● WORK INSTRUCTIONS
Write out every line below that includes the word "Group".

━━━ MATERIAL FOR THIS TASK ━━━

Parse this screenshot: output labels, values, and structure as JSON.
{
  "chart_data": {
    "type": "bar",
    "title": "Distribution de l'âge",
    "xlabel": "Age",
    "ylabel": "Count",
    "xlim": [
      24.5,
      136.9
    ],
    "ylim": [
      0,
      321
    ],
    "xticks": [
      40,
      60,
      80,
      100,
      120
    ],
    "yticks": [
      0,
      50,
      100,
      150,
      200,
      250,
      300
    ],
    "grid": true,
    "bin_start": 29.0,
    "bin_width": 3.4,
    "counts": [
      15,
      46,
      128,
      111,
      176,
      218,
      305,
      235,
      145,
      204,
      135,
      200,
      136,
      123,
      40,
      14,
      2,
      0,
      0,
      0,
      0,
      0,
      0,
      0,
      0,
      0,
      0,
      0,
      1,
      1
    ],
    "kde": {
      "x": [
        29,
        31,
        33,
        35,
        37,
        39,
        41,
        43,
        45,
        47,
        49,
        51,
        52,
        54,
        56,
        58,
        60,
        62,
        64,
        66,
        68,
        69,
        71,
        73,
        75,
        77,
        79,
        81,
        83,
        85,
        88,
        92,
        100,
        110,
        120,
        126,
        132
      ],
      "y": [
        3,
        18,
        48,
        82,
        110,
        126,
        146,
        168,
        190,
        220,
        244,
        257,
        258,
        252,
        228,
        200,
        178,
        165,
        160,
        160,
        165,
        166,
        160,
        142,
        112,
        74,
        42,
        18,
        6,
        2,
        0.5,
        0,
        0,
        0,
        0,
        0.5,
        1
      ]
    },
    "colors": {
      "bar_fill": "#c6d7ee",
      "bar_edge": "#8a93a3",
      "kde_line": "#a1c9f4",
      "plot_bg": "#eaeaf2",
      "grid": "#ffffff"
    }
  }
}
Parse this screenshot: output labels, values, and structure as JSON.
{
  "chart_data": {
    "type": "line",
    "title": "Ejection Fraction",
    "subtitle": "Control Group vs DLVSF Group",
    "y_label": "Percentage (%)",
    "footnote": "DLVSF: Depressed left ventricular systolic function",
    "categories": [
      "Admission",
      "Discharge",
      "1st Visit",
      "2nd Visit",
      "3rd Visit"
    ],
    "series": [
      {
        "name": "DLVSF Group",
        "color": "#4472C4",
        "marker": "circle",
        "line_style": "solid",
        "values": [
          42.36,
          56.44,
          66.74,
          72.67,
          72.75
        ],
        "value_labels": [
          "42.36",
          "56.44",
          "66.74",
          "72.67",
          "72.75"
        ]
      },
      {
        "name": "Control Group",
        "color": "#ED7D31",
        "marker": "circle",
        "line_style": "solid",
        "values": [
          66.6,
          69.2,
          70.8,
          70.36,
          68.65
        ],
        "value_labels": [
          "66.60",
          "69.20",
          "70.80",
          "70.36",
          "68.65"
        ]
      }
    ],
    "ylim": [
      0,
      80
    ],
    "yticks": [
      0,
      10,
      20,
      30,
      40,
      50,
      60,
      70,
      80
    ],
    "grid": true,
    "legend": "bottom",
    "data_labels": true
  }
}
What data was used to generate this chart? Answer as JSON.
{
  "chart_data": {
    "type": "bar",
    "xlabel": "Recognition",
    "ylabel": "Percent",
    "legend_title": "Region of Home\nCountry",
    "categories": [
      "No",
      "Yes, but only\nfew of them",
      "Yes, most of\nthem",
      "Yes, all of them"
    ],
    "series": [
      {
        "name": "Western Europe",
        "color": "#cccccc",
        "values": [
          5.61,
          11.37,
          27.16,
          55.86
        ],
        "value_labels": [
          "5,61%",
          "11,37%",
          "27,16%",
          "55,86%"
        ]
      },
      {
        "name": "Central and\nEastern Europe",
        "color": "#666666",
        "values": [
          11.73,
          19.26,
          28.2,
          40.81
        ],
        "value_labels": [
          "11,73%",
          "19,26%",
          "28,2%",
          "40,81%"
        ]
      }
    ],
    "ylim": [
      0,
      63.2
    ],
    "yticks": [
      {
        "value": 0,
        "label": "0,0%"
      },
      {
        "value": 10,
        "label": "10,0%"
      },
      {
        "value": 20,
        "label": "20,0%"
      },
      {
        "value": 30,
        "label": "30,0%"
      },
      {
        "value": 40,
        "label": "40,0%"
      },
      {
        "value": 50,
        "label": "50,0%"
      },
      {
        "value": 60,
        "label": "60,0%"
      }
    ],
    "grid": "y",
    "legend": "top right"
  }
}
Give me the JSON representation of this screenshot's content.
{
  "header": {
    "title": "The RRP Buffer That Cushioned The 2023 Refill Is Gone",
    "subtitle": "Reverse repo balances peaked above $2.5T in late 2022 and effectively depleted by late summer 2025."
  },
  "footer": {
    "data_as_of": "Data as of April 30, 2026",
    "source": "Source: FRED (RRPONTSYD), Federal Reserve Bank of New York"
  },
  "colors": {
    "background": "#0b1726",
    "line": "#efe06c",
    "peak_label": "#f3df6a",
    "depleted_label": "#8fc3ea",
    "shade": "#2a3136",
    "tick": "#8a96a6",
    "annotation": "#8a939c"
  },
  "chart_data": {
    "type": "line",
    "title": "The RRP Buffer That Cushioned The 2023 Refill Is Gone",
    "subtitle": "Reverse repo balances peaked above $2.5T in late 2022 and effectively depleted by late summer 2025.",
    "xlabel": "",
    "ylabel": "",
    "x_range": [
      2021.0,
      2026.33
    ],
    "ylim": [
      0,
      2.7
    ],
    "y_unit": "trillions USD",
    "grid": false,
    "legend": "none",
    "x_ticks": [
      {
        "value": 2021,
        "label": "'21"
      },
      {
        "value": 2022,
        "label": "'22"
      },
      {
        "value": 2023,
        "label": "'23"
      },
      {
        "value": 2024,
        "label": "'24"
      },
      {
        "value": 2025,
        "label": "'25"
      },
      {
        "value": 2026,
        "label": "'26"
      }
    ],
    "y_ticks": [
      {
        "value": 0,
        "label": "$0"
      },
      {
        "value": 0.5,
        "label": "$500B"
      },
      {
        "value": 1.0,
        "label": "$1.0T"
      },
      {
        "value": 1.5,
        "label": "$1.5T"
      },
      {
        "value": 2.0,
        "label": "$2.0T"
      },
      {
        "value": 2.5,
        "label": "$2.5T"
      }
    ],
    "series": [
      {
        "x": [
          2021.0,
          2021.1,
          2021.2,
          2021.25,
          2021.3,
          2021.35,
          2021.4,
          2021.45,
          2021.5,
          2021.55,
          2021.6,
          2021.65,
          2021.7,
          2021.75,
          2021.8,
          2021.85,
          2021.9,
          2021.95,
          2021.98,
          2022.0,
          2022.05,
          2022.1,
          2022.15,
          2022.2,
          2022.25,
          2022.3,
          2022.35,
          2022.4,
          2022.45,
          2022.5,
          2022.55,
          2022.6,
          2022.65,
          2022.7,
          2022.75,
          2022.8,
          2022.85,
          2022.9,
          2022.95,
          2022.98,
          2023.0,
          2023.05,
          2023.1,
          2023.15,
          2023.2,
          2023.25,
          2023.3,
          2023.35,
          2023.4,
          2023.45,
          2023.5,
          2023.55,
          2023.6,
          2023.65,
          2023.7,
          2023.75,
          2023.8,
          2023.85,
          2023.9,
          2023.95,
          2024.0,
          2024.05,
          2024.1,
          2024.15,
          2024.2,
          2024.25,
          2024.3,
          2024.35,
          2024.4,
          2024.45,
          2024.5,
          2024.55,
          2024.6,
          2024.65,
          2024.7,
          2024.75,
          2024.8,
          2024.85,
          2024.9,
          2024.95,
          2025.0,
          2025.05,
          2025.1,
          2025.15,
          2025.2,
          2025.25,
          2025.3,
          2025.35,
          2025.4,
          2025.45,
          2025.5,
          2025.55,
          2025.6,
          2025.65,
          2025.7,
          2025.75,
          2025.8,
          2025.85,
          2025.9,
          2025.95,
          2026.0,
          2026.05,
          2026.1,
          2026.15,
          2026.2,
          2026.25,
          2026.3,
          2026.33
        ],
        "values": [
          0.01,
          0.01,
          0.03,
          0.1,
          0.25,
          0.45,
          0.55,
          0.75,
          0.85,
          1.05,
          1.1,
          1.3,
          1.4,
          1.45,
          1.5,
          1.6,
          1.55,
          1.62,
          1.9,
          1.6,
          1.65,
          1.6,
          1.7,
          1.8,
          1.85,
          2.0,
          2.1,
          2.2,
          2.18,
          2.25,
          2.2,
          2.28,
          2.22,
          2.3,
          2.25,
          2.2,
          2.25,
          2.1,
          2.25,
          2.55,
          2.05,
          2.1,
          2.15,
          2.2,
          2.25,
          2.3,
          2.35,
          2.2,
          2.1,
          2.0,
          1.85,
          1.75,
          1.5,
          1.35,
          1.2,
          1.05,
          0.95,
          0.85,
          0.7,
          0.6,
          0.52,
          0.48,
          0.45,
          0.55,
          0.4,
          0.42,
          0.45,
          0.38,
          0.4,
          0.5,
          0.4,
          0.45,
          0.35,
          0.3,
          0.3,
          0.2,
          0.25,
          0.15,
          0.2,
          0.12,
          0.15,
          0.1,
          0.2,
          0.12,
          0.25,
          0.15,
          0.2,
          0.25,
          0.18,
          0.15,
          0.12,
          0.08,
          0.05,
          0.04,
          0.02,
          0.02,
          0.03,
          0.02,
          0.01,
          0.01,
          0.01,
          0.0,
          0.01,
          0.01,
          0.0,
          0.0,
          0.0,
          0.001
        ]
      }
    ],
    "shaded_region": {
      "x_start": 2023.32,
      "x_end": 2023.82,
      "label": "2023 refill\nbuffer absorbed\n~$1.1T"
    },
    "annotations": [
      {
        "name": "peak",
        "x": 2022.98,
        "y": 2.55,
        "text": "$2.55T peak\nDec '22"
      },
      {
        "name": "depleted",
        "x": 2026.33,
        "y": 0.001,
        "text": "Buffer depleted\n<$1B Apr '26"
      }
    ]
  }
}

━━━

● OUTPUT FOR THIS TASK
    "subtitle": "Control Group vs DLVSF Group",
        "name": "DLVSF Group",
        "name": "Control Group",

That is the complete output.